(Data listing)
_ _ _ _ _ _ _

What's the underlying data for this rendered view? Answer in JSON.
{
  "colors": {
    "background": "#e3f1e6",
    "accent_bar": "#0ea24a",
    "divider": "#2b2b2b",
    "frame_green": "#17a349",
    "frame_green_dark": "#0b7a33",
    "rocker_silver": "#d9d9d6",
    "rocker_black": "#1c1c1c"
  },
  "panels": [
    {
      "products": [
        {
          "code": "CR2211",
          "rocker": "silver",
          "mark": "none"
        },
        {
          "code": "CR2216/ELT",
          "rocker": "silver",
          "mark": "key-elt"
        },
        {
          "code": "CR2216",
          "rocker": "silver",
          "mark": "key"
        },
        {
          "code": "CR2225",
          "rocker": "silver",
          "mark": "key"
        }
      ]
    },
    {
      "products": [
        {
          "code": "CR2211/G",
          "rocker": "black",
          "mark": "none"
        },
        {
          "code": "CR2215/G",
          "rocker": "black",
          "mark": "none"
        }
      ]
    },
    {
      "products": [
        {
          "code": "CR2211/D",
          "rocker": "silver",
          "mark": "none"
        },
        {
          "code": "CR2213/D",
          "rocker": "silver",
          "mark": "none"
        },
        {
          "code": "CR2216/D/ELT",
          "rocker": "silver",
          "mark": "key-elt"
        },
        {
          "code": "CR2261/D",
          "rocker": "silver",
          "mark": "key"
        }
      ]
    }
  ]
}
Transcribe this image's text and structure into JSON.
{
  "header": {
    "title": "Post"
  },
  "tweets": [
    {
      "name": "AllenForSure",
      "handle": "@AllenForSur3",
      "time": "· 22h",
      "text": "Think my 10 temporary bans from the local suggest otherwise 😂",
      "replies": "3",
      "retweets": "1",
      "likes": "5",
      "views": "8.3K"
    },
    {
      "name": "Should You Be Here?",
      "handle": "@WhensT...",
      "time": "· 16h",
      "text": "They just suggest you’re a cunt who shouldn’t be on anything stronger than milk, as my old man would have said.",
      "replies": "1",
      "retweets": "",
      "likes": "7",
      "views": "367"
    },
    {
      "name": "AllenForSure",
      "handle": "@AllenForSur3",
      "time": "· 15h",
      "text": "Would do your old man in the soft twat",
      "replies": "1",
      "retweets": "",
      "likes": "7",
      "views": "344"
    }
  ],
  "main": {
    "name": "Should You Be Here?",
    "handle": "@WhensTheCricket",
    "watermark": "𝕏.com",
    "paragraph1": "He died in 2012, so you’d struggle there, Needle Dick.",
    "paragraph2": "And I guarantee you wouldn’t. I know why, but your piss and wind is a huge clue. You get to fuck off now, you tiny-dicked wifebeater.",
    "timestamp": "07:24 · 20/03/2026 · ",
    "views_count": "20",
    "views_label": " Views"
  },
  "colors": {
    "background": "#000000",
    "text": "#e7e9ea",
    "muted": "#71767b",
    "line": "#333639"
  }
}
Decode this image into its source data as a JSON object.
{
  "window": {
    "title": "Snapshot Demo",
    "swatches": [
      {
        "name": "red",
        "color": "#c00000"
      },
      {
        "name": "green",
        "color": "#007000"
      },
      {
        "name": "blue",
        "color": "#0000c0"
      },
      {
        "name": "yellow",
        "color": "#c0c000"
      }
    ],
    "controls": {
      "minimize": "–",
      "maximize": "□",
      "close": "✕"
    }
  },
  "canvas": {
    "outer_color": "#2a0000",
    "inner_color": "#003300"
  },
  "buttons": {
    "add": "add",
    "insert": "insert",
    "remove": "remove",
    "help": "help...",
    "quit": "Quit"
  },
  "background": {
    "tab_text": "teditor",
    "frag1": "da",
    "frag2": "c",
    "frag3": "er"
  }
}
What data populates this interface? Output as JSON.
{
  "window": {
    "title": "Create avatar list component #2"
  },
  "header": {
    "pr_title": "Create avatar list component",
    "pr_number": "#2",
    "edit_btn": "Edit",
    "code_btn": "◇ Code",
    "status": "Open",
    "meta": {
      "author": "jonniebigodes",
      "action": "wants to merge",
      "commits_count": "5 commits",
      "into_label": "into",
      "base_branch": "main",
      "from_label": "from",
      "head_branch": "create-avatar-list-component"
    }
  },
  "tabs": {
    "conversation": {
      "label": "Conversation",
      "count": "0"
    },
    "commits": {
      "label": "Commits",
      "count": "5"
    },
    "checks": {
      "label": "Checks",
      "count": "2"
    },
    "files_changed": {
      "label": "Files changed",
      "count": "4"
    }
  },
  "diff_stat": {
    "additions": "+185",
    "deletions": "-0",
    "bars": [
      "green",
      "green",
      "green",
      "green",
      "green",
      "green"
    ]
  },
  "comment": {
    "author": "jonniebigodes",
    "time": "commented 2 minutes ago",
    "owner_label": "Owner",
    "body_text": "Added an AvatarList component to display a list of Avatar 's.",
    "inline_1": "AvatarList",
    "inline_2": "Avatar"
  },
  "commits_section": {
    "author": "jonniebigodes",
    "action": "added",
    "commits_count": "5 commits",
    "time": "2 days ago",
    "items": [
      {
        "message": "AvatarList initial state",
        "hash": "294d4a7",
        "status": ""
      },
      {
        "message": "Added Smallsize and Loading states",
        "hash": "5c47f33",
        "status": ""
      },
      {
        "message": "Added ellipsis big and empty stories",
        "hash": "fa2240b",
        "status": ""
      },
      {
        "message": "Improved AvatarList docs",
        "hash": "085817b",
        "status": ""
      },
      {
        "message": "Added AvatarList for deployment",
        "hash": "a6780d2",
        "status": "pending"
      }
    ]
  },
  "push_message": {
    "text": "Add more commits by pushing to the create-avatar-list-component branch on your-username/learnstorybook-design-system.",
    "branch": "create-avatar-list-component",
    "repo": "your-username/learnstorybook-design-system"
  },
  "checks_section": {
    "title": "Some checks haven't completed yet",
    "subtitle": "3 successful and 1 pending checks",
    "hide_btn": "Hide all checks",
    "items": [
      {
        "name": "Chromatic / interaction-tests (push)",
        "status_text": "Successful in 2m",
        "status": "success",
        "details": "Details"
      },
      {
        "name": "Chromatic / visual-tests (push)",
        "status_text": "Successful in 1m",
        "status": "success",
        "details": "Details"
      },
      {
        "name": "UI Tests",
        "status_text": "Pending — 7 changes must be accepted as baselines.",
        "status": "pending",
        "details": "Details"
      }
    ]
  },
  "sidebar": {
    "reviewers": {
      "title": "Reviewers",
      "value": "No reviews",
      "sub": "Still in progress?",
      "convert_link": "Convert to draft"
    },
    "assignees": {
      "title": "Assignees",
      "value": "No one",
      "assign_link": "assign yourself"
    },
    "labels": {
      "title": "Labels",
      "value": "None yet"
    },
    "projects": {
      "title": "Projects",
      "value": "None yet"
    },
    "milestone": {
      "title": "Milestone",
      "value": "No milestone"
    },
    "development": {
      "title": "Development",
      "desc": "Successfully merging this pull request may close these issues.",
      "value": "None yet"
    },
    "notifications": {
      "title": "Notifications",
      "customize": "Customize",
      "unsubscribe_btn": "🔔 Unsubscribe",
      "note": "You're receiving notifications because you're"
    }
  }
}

_ _ _ _ _ _ _

- _Exercise description_
Write out the data exactly as it stands.

- _Exercise response_
What's the underlying data for this rendered view? Answer in JSON.
{
  "colors": {
    "background": "#e3f1e6",
    "accent_bar": "#0ea24a",
    "divider": "#2b2b2b",
    "frame_green": "#17a349",
    "frame_green_dark": "#0b7a33",
    "rocker_silver": "#d9d9d6",
    "rocker_black": "#1c1c1c"
  },
  "panels": [
    {
      "products": [
        {
          "code": "CR2211",
          "rocker": "silver",
          "mark": "none"
        },
        {
          "code": "CR2216/ELT",
          "rocker": "silver",
          "mark": "key-elt"
        },
        {
          "code": "CR2216",
          "rocker": "silver",
          "mark": "key"
        },
        {
          "code": "CR2225",
          "rocker": "silver",
          "mark": "key"
        }
      ]
    },
    {
      "products": [
        {
          "code": "CR2211/G",
          "rocker": "black",
          "mark": "none"
        },
        {
          "code": "CR2215/G",
          "rocker": "black",
          "mark": "none"
        }
      ]
    },
    {
      "products": [
        {
          "code": "CR2211/D",
          "rocker": "silver",
          "mark": "none"
        },
        {
          "code": "CR2213/D",
          "rocker": "silver",
          "mark": "none"
        },
        {
          "code": "CR2216/D/ELT",
          "rocker": "silver",
          "mark": "key-elt"
        },
        {
          "code": "CR2261/D",
          "rocker": "silver",
          "mark": "key"
        }
      ]
    }
  ]
}
Transcribe this image's text and structure into JSON.
{
  "header": {
    "title": "Post"
  },
  "tweets": [
    {
      "name": "AllenForSure",
      "handle": "@AllenForSur3",
      "time": "· 22h",
      "text": "Think my 10 temporary bans from the local suggest otherwise 😂",
      "replies": "3",
      "retweets": "1",
      "likes": "5",
      "views": "8.3K"
    },
    {
      "name": "Should You Be Here?",
      "handle": "@WhensT...",
      "time": "· 16h",
      "text": "They just suggest you’re a cunt who shouldn’t be on anything stronger than milk, as my old man would have said.",
      "replies": "1",
      "retweets": "",
      "likes": "7",
      "views": "367"
    },
    {
      "name": "AllenForSure",
      "handle": "@AllenForSur3",
      "time": "· 15h",
      "text": "Would do your old man in the soft twat",
      "replies": "1",
      "retweets": "",
      "likes": "7",
      "views": "344"
    }
  ],
  "main": {
    "name": "Should You Be Here?",
    "handle": "@WhensTheCricket",
    "watermark": "𝕏.com",
    "paragraph1": "He died in 2012, so you’d struggle there, Needle Dick.",
    "paragraph2": "And I guarantee you wouldn’t. I know why, but your piss and wind is a huge clue. You get to fuck off now, you tiny-dicked wifebeater.",
    "timestamp": "07:24 · 20/03/2026 · ",
    "views_count": "20",
    "views_label": " Views"
  },
  "colors": {
    "background": "#000000",
    "text": "#e7e9ea",
    "muted": "#71767b",
    "line": "#333639"
  }
}
Decode this image into its source data as a JSON object.
{
  "window": {
    "title": "Snapshot Demo",
    "swatches": [
      {
        "name": "red",
        "color": "#c00000"
      },
      {
        "name": "green",
        "color": "#007000"
      },
      {
        "name": "blue",
        "color": "#0000c0"
      },
      {
        "name": "yellow",
        "color": "#c0c000"
      }
    ],
    "controls": {
      "minimize": "–",
      "maximize": "□",
      "close": "✕"
    }
  },
  "canvas": {
    "outer_color": "#2a0000",
    "inner_color": "#003300"
  },
  "buttons": {
    "add": "add",
    "insert": "insert",
    "remove": "remove",
    "help": "help...",
    "quit": "Quit"
  },
  "background": {
    "tab_text": "teditor",
    "frag1": "da",
    "frag2": "c",
    "frag3": "er"
  }
}
What data populates this interface? Output as JSON.
{
  "window": {
    "title": "Create avatar list component #2"
  },
  "header": {
    "pr_title": "Create avatar list component",
    "pr_number": "#2",
    "edit_btn": "Edit",
    "code_btn": "◇ Code",
    "status": "Open",
    "meta": {
      "author": "jonniebigodes",
      "action": "wants to merge",
      "commits_count": "5 commits",
      "into_label": "into",
      "base_branch": "main",
      "from_label": "from",
      "head_branch": "create-avatar-list-component"
    }
  },
  "tabs": {
    "conversation": {
      "label": "Conversation",
      "count": "0"
    },
    "commits": {
      "label": "Commits",
      "count": "5"
    },
    "checks": {
      "label": "Checks",
      "count": "2"
    },
    "files_changed": {
      "label": "Files changed",
      "count": "4"
    }
  },
  "diff_stat": {
    "additions": "+185",
    "deletions": "-0",
    "bars": [
      "green",
      "green",
      "green",
      "green",
      "green",
      "green"
    ]
  },
  "comment": {
    "author": "jonniebigodes",
    "time": "commented 2 minutes ago",
    "owner_label": "Owner",
    "body_text": "Added an AvatarList component to display a list of Avatar 's.",
    "inline_1": "AvatarList",
    "inline_2": "Avatar"
  },
  "commits_section": {
    "author": "jonniebigodes",
    "action": "added",
    "commits_count": "5 commits",
    "time": "2 days ago",
    "items": [
      {
        "message": "AvatarList initial state",
        "hash": "294d4a7",
        "status": ""
      },
      {
        "message": "Added Smallsize and Loading states",
        "hash": "5c47f33",
        "status": ""
      },
      {
        "message": "Added ellipsis big and empty stories",
        "hash": "fa2240b",
        "status": ""
      },
      {
        "message": "Improved AvatarList docs",
        "hash": "085817b",
        "status": ""
      },
      {
        "message": "Added AvatarList for deployment",
        "hash": "a6780d2",
        "status": "pending"
      }
    ]
  },
  "push_message": {
    "text": "Add more commits by pushing to the create-avatar-list-component branch on your-username/learnstorybook-design-system.",
    "branch": "create-avatar-list-component",
    "repo": "your-username/learnstorybook-design-system"
  },
  "checks_section": {
    "title": "Some checks haven't completed yet",
    "subtitle": "3 successful and 1 pending checks",
    "hide_btn": "Hide all checks",
    "items": [
      {
        "name": "Chromatic / interaction-tests (push)",
        "status_text": "Successful in 2m",
        "status": "success",
        "details": "Details"
      },
      {
        "name": "Chromatic / visual-tests (push)",
        "status_text": "Successful in 1m",
        "status": "success",
        "details": "Details"
      },
      {
        "name": "UI Tests",
        "status_text": "Pending — 7 changes must be accepted as baselines.",
        "status": "pending",
        "details": "Details"
      }
    ]
  },
  "sidebar": {
    "reviewers": {
      "title": "Reviewers",
      "value": "No reviews",
      "sub": "Still in progress?",
      "convert_link": "Convert to draft"
    },
    "assignees": {
      "title": "Assignees",
      "value": "No one",
      "assign_link": "assign yourself"
    },
    "labels": {
      "title": "Labels",
      "value": "None yet"
    },
    "projects": {
      "title": "Projects",
      "value": "None yet"
    },
    "milestone": {
      "title": "Milestone",
      "value": "No milestone"
    },
    "development": {
      "title": "Development",
      "desc": "Successfully merging this pull request may close these issues.",
      "value": "None yet"
    },
    "notifications": {
      "title": "Notifications",
      "customize": "Customize",
      "unsubscribe_btn": "🔔 Unsubscribe",
      "note": "You're receiving notifications because you're"
    }
  }
}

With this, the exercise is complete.